# Goal
Locate the line containing "What's the underlying" in the data below. Reproduce it and every following line up to the end, exactly as given.

# Input material

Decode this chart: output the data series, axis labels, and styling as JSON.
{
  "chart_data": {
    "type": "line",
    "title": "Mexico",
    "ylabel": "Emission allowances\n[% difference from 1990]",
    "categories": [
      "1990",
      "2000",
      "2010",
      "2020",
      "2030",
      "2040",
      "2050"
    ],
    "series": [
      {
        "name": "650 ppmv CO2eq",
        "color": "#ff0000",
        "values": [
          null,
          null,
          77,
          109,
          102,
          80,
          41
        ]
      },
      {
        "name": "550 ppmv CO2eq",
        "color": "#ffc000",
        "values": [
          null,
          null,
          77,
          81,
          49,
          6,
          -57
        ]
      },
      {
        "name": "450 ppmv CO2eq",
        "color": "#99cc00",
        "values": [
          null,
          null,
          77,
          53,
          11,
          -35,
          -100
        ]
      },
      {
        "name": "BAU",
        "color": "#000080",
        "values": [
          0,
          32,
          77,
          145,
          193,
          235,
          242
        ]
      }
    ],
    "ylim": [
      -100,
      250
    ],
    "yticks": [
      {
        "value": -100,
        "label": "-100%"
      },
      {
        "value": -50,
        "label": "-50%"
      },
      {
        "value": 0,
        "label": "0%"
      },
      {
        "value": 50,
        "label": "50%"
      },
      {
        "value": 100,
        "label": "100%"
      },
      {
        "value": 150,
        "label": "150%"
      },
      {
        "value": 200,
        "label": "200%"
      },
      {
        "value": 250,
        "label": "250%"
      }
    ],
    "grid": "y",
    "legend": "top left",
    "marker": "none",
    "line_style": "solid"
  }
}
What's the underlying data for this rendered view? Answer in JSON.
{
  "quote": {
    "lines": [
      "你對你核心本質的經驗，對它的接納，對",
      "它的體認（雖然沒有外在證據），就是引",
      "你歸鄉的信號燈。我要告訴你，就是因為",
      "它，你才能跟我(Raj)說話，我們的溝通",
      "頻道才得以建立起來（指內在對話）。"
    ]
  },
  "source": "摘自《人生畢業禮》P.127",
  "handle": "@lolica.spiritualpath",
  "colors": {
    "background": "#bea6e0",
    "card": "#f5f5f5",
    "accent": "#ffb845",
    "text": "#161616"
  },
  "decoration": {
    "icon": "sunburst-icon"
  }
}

# Full output
What's the underlying data for this rendered view? Answer in JSON.
{
  "quote": {
    "lines": [
      "你對你核心本質的經驗，對它的接納，對",
      "它的體認（雖然沒有外在證據），就是引",
      "你歸鄉的信號燈。我要告訴你，就是因為",
      "它，你才能跟我(Raj)說話，我們的溝通",
      "頻道才得以建立起來（指內在對話）。"
    ]
  },
  "source": "摘自《人生畢業禮》P.127",
  "handle": "@lolica.spiritualpath",
  "colors": {
    "background": "#bea6e0",
    "card": "#f5f5f5",
    "accent": "#ffb845",
    "text": "#161616"
  },
  "decoration": {
    "icon": "sunburst-icon"
  }
}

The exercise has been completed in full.